• **Dataset rows**:
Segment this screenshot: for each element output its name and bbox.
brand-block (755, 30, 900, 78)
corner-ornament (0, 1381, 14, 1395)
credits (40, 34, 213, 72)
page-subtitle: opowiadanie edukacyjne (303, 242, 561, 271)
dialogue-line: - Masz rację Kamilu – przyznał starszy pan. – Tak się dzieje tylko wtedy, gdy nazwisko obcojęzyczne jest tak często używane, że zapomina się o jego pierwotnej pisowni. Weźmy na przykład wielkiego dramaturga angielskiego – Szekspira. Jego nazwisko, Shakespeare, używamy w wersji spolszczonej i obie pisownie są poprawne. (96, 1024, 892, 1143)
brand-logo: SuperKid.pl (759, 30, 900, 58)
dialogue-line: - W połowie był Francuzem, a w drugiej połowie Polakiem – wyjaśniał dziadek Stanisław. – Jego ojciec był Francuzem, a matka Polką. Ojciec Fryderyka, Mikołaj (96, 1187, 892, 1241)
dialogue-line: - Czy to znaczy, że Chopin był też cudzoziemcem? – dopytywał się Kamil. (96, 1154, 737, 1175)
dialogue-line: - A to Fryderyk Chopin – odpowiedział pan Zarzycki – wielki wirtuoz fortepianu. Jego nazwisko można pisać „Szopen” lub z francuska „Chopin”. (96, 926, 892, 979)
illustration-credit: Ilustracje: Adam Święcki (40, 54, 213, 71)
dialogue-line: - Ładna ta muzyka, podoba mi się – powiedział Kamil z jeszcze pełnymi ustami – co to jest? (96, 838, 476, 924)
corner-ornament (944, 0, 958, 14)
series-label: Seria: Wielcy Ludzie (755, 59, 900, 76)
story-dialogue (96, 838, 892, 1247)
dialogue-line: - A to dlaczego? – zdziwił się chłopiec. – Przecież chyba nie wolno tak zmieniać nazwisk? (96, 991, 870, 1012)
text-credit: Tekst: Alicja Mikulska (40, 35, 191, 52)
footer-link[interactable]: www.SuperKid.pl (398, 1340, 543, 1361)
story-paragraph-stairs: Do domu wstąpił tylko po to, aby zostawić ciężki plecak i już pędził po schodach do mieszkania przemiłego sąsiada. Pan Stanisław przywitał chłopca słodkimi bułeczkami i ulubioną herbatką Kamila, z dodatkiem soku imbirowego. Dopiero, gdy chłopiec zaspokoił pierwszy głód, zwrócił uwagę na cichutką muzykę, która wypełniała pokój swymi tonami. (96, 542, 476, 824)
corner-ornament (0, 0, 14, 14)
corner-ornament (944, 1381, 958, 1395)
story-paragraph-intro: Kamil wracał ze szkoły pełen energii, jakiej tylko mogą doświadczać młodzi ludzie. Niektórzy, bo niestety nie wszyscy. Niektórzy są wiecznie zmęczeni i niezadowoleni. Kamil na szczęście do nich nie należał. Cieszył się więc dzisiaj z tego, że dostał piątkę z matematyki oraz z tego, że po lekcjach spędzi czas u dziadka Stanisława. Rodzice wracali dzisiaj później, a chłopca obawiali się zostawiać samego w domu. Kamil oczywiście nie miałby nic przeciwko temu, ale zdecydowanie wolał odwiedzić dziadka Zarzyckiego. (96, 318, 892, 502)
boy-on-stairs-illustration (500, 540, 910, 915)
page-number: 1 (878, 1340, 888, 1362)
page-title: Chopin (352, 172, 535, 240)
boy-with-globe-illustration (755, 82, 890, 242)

• **Request**:
Format every line of the listing above as a JSON list of strings, one string per line, with blank lines left out.

• **Complete answer**:
[
  "Segment this screenshot: for each element output its name and bbox.",
  "brand-block (755, 30, 900, 78)",
  "corner-ornament (0, 1381, 14, 1395)",
  "credits (40, 34, 213, 72)",
  "page-subtitle: opowiadanie edukacyjne (303, 242, 561, 271)",
  "dialogue-line: - Masz rację Kamilu – przyznał starszy pan. – Tak się dzieje tylko wtedy, gdy nazwisko obcojęzyczne jest tak często używane, że zapomina się o jego pierwotnej pisowni. Weźmy na przykład wielkiego dramaturga angielskiego – Szekspira. Jego nazwisko, Shakespeare, używamy w wersji spolszczonej i obie pisownie są poprawne. (96, 1024, 892, 1143)",
  "brand-logo: SuperKid.pl (759, 30, 900, 58)",
  "dialogue-line: - W połowie był Francuzem, a w drugiej połowie Polakiem – wyjaśniał dziadek Stanisław. – Jego ojciec był Francuzem, a matka Polką. Ojciec Fryderyka, Mikołaj (96, 1187, 892, 1241)",
  "dialogue-line: - Czy to znaczy, że Chopin był też cudzoziemcem? – dopytywał się Kamil. (96, 1154, 737, 1175)",
  "dialogue-line: - A to Fryderyk Chopin – odpowiedział pan Zarzycki – wielki wirtuoz fortepianu. Jego nazwisko można pisać „Szopen” lub z francuska „Chopin”. (96, 926, 892, 979)",
  "illustration-credit: Ilustracje: Adam Święcki (40, 54, 213, 71)",
  "dialogue-line: - Ładna ta muzyka, podoba mi się – powiedział Kamil z jeszcze pełnymi ustami – co to jest? (96, 838, 476, 924)",
  "corner-ornament (944, 0, 958, 14)",
  "series-label: Seria: Wielcy Ludzie (755, 59, 900, 76)",
  "story-dialogue (96, 838, 892, 1247)",
  "dialogue-line: - A to dlaczego? – zdziwił się chłopiec. – Przecież chyba nie wolno tak zmieniać nazwisk? (96, 991, 870, 1012)",
  "text-credit: Tekst: Alicja Mikulska (40, 35, 191, 52)",
  "footer-link[interactable]: www.SuperKid.pl (398, 1340, 543, 1361)",
  "story-paragraph-stairs: Do domu wstąpił tylko po to, aby zostawić ciężki plecak i już pędził po schodach do mieszkania przemiłego sąsiada. Pan Stanisław przywitał chłopca słodkimi bułeczkami i ulubioną herbatką Kamila, z dodatkiem soku imbirowego. Dopiero, gdy chłopiec zaspokoił pierwszy głód, zwrócił uwagę na cichutką muzykę, która wypełniała pokój swymi tonami. (96, 542, 476, 824)",
  "corner-ornament (0, 0, 14, 14)",
  "corner-ornament (944, 1381, 958, 1395)",
  "story-paragraph-intro: Kamil wracał ze szkoły pełen energii, jakiej tylko mogą doświadczać młodzi ludzie. Niektórzy, bo niestety nie wszyscy. Niektórzy są wiecznie zmęczeni i niezadowoleni. Kamil na szczęście do nich nie należał. Cieszył się więc dzisiaj z tego, że dostał piątkę z matematyki oraz z tego, że po lekcjach spędzi czas u dziadka Stanisława. Rodzice wracali dzisiaj później, a chłopca obawiali się zostawiać samego w domu. Kamil oczywiście nie miałby nic przeciwko temu, ale zdecydowanie wolał odwiedzić dziadka Zarzyckiego. (96, 318, 892, 502)",
  "boy-on-stairs-illustration (500, 540, 910, 915)",
  "page-number: 1 (878, 1340, 888, 1362)",
  "page-title: Chopin (352, 172, 535, 240)",
  "boy-with-globe-illustration (755, 82, 890, 242)"
]